-- begin --
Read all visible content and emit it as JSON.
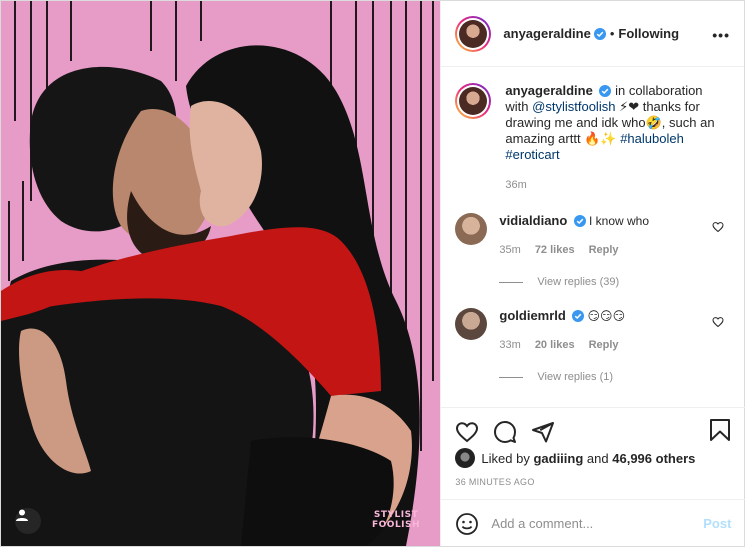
{
  "header": {
    "username": "anyageraldine",
    "verified": true,
    "separator": "•",
    "follow_state": "Following",
    "more_label": "•••"
  },
  "caption": {
    "username": "anyageraldine",
    "text_1": "in collaboration with",
    "mention": "@stylistfoolish",
    "text_2": "thanks for drawing me and idk who",
    "text_3": ", such an amazing arttt",
    "hashtag_1": "#haluboleh",
    "hashtag_2": "#eroticart",
    "emoji_1": "⚡❤",
    "emoji_2": "🤣",
    "emoji_3": "🔥✨",
    "time": "36m"
  },
  "comments": [
    {
      "username": "vidialdiano",
      "text": "I know who",
      "time": "35m",
      "likes": "72 likes",
      "reply": "Reply",
      "view_replies": "View replies (39)"
    },
    {
      "username": "goldiemrld",
      "text": "😏😏😏",
      "time": "33m",
      "likes": "20 likes",
      "reply": "Reply",
      "view_replies": "View replies (1)"
    }
  ],
  "likes": {
    "prefix": "Liked by",
    "user": "gadiiing",
    "middle": "and",
    "count": "46,996 others"
  },
  "timestamp": "36 MINUTES AGO",
  "add_comment": {
    "placeholder": "Add a comment...",
    "post_label": "Post"
  },
  "media": {
    "watermark_line1": "STYLIST",
    "watermark_line2": "FOOLISH",
    "bg_color": "#e79bc7"
  }
}
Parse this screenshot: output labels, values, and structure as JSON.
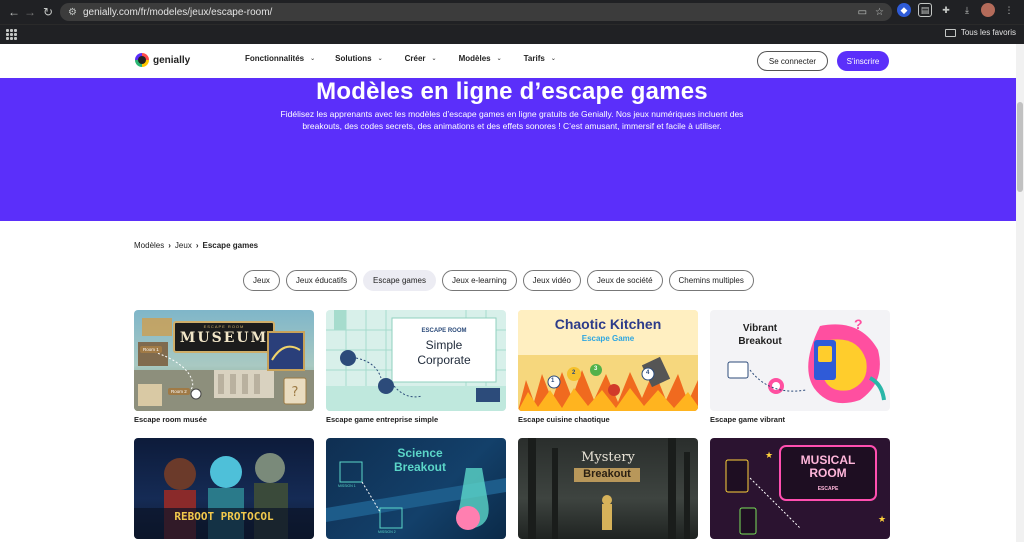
{
  "browser": {
    "url": "genially.com/fr/modeles/jeux/escape-room/",
    "bookmarks_label": "Tous les favoris"
  },
  "site": {
    "logo_text": "genially",
    "nav": [
      "Fonctionnalités",
      "Solutions",
      "Créer",
      "Modèles",
      "Tarifs"
    ],
    "login": "Se connecter",
    "signup": "S'inscrire"
  },
  "hero": {
    "title": "Modèles en ligne d’escape games",
    "description": "Fidélisez les apprenants avec les modèles d’escape games en ligne gratuits de Genially. Nos jeux numériques incluent des breakouts, des codes secrets, des animations et des effets sonores ! C’est amusant, immersif et facile à utiliser."
  },
  "breadcrumb": [
    "Modèles",
    "Jeux",
    "Escape games"
  ],
  "filters": [
    {
      "label": "Jeux",
      "active": false
    },
    {
      "label": "Jeux éducatifs",
      "active": false
    },
    {
      "label": "Escape games",
      "active": true
    },
    {
      "label": "Jeux e-learning",
      "active": false
    },
    {
      "label": "Jeux vidéo",
      "active": false
    },
    {
      "label": "Jeux de société",
      "active": false
    },
    {
      "label": "Chemins multiples",
      "active": false
    }
  ],
  "cards": [
    {
      "title": "Escape room musée",
      "thumb_text": "MUSEUM",
      "thumb_sub": "ESCAPE ROOM",
      "labels": [
        "Room 1",
        "Room 2"
      ]
    },
    {
      "title": "Escape game entreprise simple",
      "thumb_text": "Simple Corporate",
      "thumb_sub": "ESCAPE ROOM"
    },
    {
      "title": "Escape cuisine chaotique",
      "thumb_text": "Chaotic Kitchen",
      "thumb_sub": "Escape Game",
      "labels": [
        "1",
        "2",
        "3",
        "4"
      ]
    },
    {
      "title": "Escape game vibrant",
      "thumb_text": "Vibrant Breakout"
    },
    {
      "title": "",
      "thumb_text": "REBOOT PROTOCOL"
    },
    {
      "title": "",
      "thumb_text": "Science Breakout",
      "labels": [
        "MISSION 1",
        "MISSION 2"
      ]
    },
    {
      "title": "",
      "thumb_text": "Mystery",
      "thumb_sub": "Breakout"
    },
    {
      "title": "",
      "thumb_text": "MUSICAL ROOM",
      "thumb_sub": "ESCAPE"
    }
  ],
  "colors": {
    "brand_purple": "#5b2ffa",
    "chrome_dark": "#202124"
  }
}
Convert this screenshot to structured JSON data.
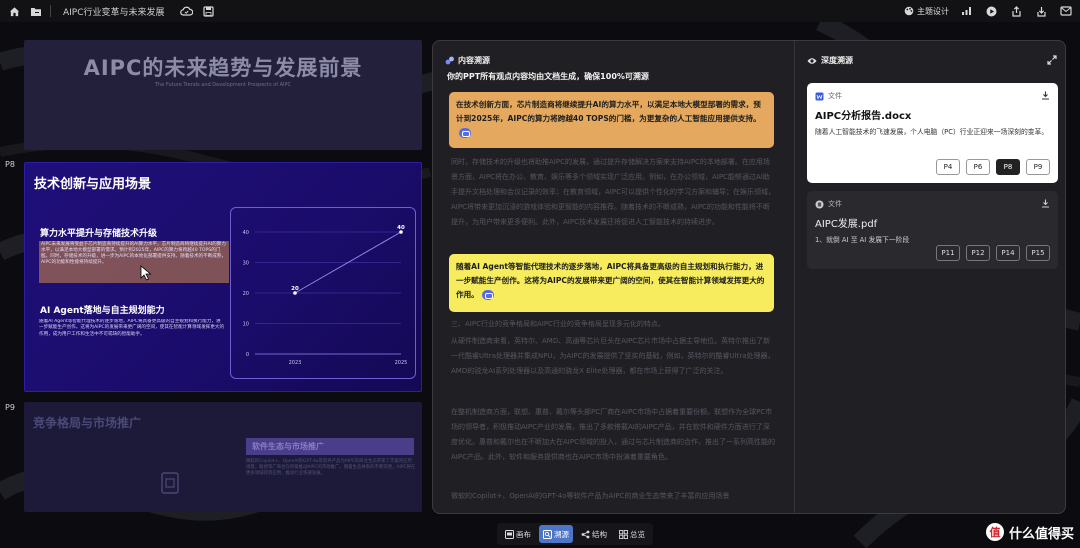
{
  "topbar": {
    "doc_title": "AIPC行业变革与未来发展",
    "theme_label": "主题设计",
    "icons": [
      "home-icon",
      "folder-icon",
      "cloud-icon",
      "save-icon",
      "palette-icon",
      "chart-icon",
      "play-icon",
      "share-icon",
      "download-icon",
      "mail-icon"
    ]
  },
  "slides": {
    "top": {
      "title": "AIPC的未来趋势与发展前景",
      "subtitle": "The Future Trends and Development Prospects of AIPC"
    },
    "main": {
      "page": "P8",
      "title": "技术创新与应用场景",
      "section1_title": "算力水平提升与存储技术升级",
      "section1_text": "AIPC未来发展将受益于芯片制造商持续提升的AI算力水平，芯片制造商将继续提升AI的算力水平，以满足本地大模型部署的需求。预计到2025年，AIPC的算力将跨越40 TOPS的门槛。同时，存储技术的升级，进一步为AIPC的本地化部署提供支持。随着技术的不断成熟，AIPC的功能和性能将持续提升。",
      "section2_title": "AI Agent落地与自主规划能力",
      "section2_text": "随着AI Agent等智能代理技术的逐步落地，AIPC将具备更高级的自主规划和执行能力，进一步赋能生产创作。这将为AIPC的发展带来更广阔的空间，使其在智能计算领域发挥更大的作用，成为用户工作和生活中不可或缺的智能助手。",
      "chart": {
        "cursor_icon": "cursor-icon"
      }
    },
    "bottom": {
      "page": "P9",
      "title": "竞争格局与市场推广",
      "tag": "软件生态与市场推广",
      "text": "微软的Copilot+、OpenAI的GPT-4o等软件产品为AIPC的商业生态带来了丰富的应用场景，联想等厂商也在积极推动AIPC的市场推广。随着生态体系的不断完善，AIPC将在更多领域得到应用，推动行业快速发展。"
    }
  },
  "chart_data": {
    "type": "line",
    "x": [
      "2023",
      "2025"
    ],
    "series": [
      {
        "values": [
          20,
          40
        ]
      }
    ],
    "data_labels": [
      "20",
      "40"
    ],
    "ylim": [
      0,
      40
    ],
    "yticks": [
      0,
      10,
      20,
      30,
      40
    ],
    "grid": true,
    "title": "",
    "xlabel": "",
    "ylabel": ""
  },
  "source_panel": {
    "title": "内容溯源",
    "subtitle": "你的PPT所有观点内容均由文档生成，确保100%可溯源",
    "highlight1": "在技术创新方面，芯片制造商将继续提升AI的算力水平，以满足本地大模型部署的需求，预计到2025年，AIPC的算力将跨越40 TOPS的门槛，为更复杂的人工智能应用提供支持。",
    "dim1": "同时，存储技术的升级也将助推AIPC的发展，通过提升存储解决方案来支持AIPC的本地部署。在应用场景方面，AIPC将在办公、教育、娱乐等多个领域实现广泛应用。例如，在办公领域，AIPC能够通过AI助手提升文档处理和会议记录的效率；在教育领域，AIPC可以提供个性化的学习方案和辅导；在娱乐领域，AIPC将带来更加沉浸的游戏体验和更智能的内容推荐。随着技术的不断成熟，AIPC的功能和性能将不断提升，为用户带来更多便利。此外，AIPC技术发展还将促进人工智能技术的持续进步。",
    "highlight2": "随着AI Agent等智能代理技术的逐步落地，AIPC将具备更高级的自主规划和执行能力，进一步赋能生产创作。这将为AIPC的发展带来更广阔的空间，使其在智能计算领域发挥更大的作用。",
    "dim2": "三、AIPC行业的竞争格局和AIPC行业的竞争格局呈现多元化的特点。",
    "dim3": "从硬件制造商来看，英特尔、AMD、高通等芯片巨头在AIPC芯片市场中占据主导地位。英特尔推出了新一代酷睿Ultra处理器并集成NPU，为AIPC的发展提供了坚实的基础，例如，英特尔的酷睿Ultra处理器，AMD的锐龙AI系列处理器以及高通的骁龙X Elite处理器，都在市场上获得了广泛的关注。",
    "dim4": "在整机制造商方面，联想、惠普、戴尔等头部PC厂商在AIPC市场中占据着重要份额。联想作为全球PC市场的领导者，积极推动AIPC产业的发展，推出了多款搭载AI的AIPC产品，并在软件和硬件方面进行了深度优化。惠普和戴尔也在不断加大在AIPC领域的投入，通过与芯片制造商的合作，推出了一系列高性能的AIPC产品。此外，软件和服务提供商也在AIPC市场中扮演着重要角色。",
    "dim5": "微软的Copilot+、OpenAI的GPT-4o等软件产品为AIPC的商业生态带来了丰富的应用场景"
  },
  "deep_panel": {
    "title": "深度溯源",
    "card1": {
      "tag": "文件",
      "name": "AIPC分析报告.docx",
      "desc": "随着人工智能技术的飞速发展，个人电脑（PC）行业正迎来一场深刻的变革。",
      "pages": [
        "P4",
        "P6",
        "P8",
        "P9"
      ],
      "active": "P8"
    },
    "card2": {
      "tag": "文件",
      "name": "AIPC发展.pdf",
      "desc": "1、就倒 AI 至 AI 发展下一阶段",
      "pages": [
        "P11",
        "P12",
        "P14",
        "P15"
      ]
    }
  },
  "bottombar": {
    "items": [
      "画布",
      "溯源",
      "结构",
      "总览"
    ],
    "active": "溯源"
  },
  "watermark": "什么值得买"
}
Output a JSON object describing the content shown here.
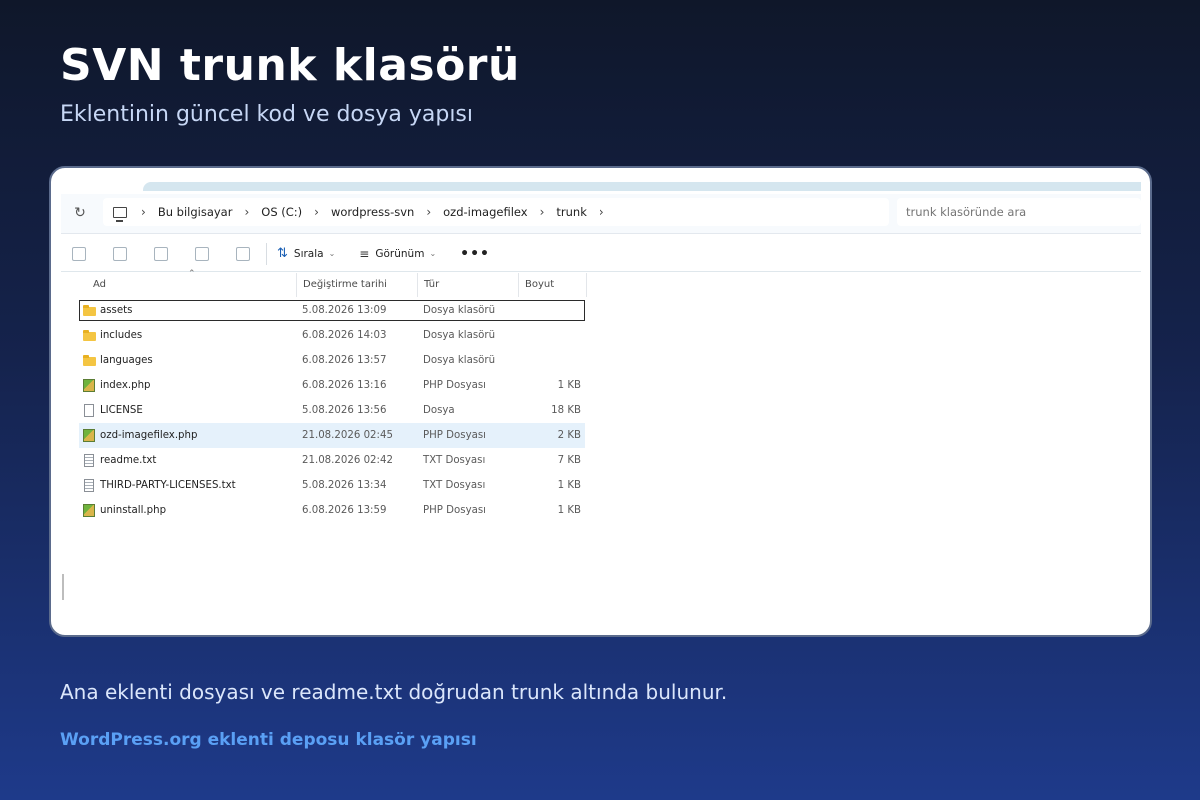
{
  "page": {
    "title": "SVN trunk klasörü",
    "subtitle": "Eklentinin güncel kod ve dosya yapısı",
    "caption": "Ana eklenti dosyası ve readme.txt doğrudan trunk altında bulunur.",
    "link_text": "WordPress.org eklenti deposu klasör yapısı"
  },
  "explorer": {
    "breadcrumb": [
      "Bu bilgisayar",
      "OS (C:)",
      "wordpress-svn",
      "ozd-imagefilex",
      "trunk"
    ],
    "search_placeholder": "trunk klasöründe ara",
    "toolbar": {
      "sort_label": "Sırala",
      "view_label": "Görünüm",
      "more_label": "•••"
    },
    "columns": {
      "name": "Ad",
      "modified": "Değiştirme tarihi",
      "type": "Tür",
      "size": "Boyut"
    },
    "files": [
      {
        "name": "assets",
        "modified": "5.08.2026 13:09",
        "type": "Dosya klasörü",
        "size": "",
        "icon": "folder-icon"
      },
      {
        "name": "includes",
        "modified": "6.08.2026 14:03",
        "type": "Dosya klasörü",
        "size": "",
        "icon": "folder-icon"
      },
      {
        "name": "languages",
        "modified": "6.08.2026 13:57",
        "type": "Dosya klasörü",
        "size": "",
        "icon": "folder-icon"
      },
      {
        "name": "index.php",
        "modified": "6.08.2026 13:16",
        "type": "PHP Dosyası",
        "size": "1 KB",
        "icon": "php-file-icon"
      },
      {
        "name": "LICENSE",
        "modified": "5.08.2026 13:56",
        "type": "Dosya",
        "size": "18 KB",
        "icon": "file-icon"
      },
      {
        "name": "ozd-imagefilex.php",
        "modified": "21.08.2026 02:45",
        "type": "PHP Dosyası",
        "size": "2 KB",
        "icon": "php-file-icon"
      },
      {
        "name": "readme.txt",
        "modified": "21.08.2026 02:42",
        "type": "TXT Dosyası",
        "size": "7 KB",
        "icon": "text-file-icon"
      },
      {
        "name": "THIRD-PARTY-LICENSES.txt",
        "modified": "5.08.2026 13:34",
        "type": "TXT Dosyası",
        "size": "1 KB",
        "icon": "text-file-icon"
      },
      {
        "name": "uninstall.php",
        "modified": "6.08.2026 13:59",
        "type": "PHP Dosyası",
        "size": "1 KB",
        "icon": "php-file-icon"
      }
    ]
  },
  "colors": {
    "accent_link": "#5aa0f5",
    "selection": "#e5f1fb",
    "folder": "#f4c542"
  }
}
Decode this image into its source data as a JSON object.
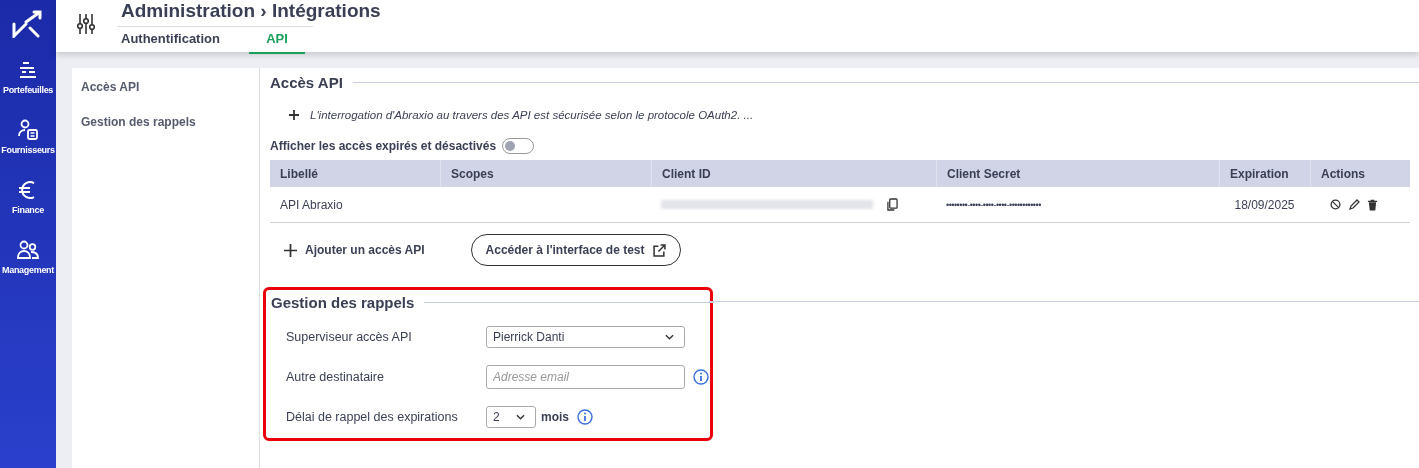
{
  "nav": [
    {
      "label": "Portefeuilles"
    },
    {
      "label": "Fournisseurs"
    },
    {
      "label": "Finance"
    },
    {
      "label": "Management"
    }
  ],
  "header": {
    "title": "Administration › Intégrations",
    "tabs": [
      {
        "label": "Authentification",
        "selected": false
      },
      {
        "label": "API",
        "selected": true
      }
    ]
  },
  "side_menu": [
    "Accès API",
    "Gestion des rappels"
  ],
  "api_section": {
    "title": "Accès API",
    "info": "L'interrogation d'Abraxio au travers des API est sécurisée selon le protocole OAuth2. ...",
    "toggle": {
      "label": "Afficher les accès expirés et désactivés",
      "on": false
    },
    "table": {
      "columns": [
        "Libellé",
        "Scopes",
        "Client ID",
        "Client Secret",
        "Expiration",
        "Actions"
      ],
      "rows": [
        {
          "label": "API Abraxio",
          "client_secret": "••••••••-••••-••••-••••-••••••••••••",
          "expiration": "18/09/2025"
        }
      ]
    },
    "add_label": "Ajouter un accès API",
    "test_button": "Accéder à l'interface de test"
  },
  "reminders": {
    "title": "Gestion des rappels",
    "highlighted": true,
    "supervisor": {
      "label": "Superviseur accès API",
      "value": "Pierrick Danti"
    },
    "recipient": {
      "label": "Autre destinataire",
      "placeholder": "Adresse email"
    },
    "delay": {
      "label": "Délai de rappel des expirations",
      "value": "2",
      "unit": "mois"
    }
  }
}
-- end --
Return each line with "Agent等智能代理技术的逐步落地".

      "section2_text": "随着AI Agent等智能代理技术的逐步落地，AIPC将具备更高级的自主规划和执行能力，进一步赋能生产创作。这将为AIPC的发展带来更广阔的空间，使其在智能计算领域发挥更大的作用，成为用户工作和生活中不可或缺的智能助手。",
    "highlight2": "随着AI Agent等智能代理技术的逐步落地，AIPC将具备更高级的自主规划和执行能力，进一步赋能生产创作。这将为AIPC的发展带来更广阔的空间，使其在智能计算领域发挥更大的作用。",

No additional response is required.